> **Task requirements**
Exact repetition is required: output every record in full.

——————

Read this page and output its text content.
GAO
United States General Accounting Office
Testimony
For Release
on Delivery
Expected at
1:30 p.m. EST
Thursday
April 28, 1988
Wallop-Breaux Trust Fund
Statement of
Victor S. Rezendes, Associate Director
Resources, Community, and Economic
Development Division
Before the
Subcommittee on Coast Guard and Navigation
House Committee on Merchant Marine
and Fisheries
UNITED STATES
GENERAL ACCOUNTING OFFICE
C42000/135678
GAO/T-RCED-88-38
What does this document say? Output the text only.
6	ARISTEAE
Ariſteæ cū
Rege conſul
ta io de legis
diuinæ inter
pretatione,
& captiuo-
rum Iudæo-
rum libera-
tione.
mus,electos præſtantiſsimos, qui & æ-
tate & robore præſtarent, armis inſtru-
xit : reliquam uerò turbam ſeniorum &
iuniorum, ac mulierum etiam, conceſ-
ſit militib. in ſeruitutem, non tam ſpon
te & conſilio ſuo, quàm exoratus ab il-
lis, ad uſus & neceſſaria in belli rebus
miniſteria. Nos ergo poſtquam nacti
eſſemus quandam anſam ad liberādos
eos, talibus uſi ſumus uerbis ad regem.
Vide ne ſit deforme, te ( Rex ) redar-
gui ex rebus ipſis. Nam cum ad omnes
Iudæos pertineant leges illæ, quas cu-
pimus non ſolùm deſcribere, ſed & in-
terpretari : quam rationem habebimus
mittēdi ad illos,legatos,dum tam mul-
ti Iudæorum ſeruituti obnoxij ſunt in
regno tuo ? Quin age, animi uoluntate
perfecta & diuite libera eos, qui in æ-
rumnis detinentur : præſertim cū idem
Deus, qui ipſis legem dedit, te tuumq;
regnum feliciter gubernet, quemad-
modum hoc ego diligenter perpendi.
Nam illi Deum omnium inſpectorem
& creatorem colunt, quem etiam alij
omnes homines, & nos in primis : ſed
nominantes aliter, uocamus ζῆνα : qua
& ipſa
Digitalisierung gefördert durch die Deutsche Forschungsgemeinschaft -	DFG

——————

> **Reply**
Read this page and output its text content.
GAO
United States General Accounting Office
Testimony
For Release
on Delivery
Expected at
1:30 p.m. EST
Thursday
April 28, 1988
Wallop-Breaux Trust Fund
Statement of
Victor S. Rezendes, Associate Director
Resources, Community, and Economic
Development Division
Before the
Subcommittee on Coast Guard and Navigation
House Committee on Merchant Marine
and Fisheries
UNITED STATES
GENERAL ACCOUNTING OFFICE
C42000/135678
GAO/T-RCED-88-38
What does this document say? Output the text only.
6	ARISTEAE
Ariſteæ cū
Rege conſul
ta io de legis
diuinæ inter
pretatione,
& captiuo-
rum Iudæo-
rum libera-
tione.
mus,electos præſtantiſsimos, qui & æ-
tate & robore præſtarent, armis inſtru-
xit : reliquam uerò turbam ſeniorum &
iuniorum, ac mulierum etiam, conceſ-
ſit militib. in ſeruitutem, non tam ſpon
te & conſilio ſuo, quàm exoratus ab il-
lis, ad uſus & neceſſaria in belli rebus
miniſteria. Nos ergo poſtquam nacti
eſſemus quandam anſam ad liberādos
eos, talibus uſi ſumus uerbis ad regem.
Vide ne ſit deforme, te ( Rex ) redar-
gui ex rebus ipſis. Nam cum ad omnes
Iudæos pertineant leges illæ, quas cu-
pimus non ſolùm deſcribere, ſed & in-
terpretari : quam rationem habebimus
mittēdi ad illos,legatos,dum tam mul-
ti Iudæorum ſeruituti obnoxij ſunt in
regno tuo ? Quin age, animi uoluntate
perfecta & diuite libera eos, qui in æ-
rumnis detinentur : præſertim cū idem
Deus, qui ipſis legem dedit, te tuumq;
regnum feliciter gubernet, quemad-
modum hoc ego diligenter perpendi.
Nam illi Deum omnium inſpectorem
& creatorem colunt, quem etiam alij
omnes homines, & nos in primis : ſed
nominantes aliter, uocamus ζῆνα : qua
& ipſa
Digitalisierung gefördert durch die Deutsche Forschungsgemeinschaft -	DFG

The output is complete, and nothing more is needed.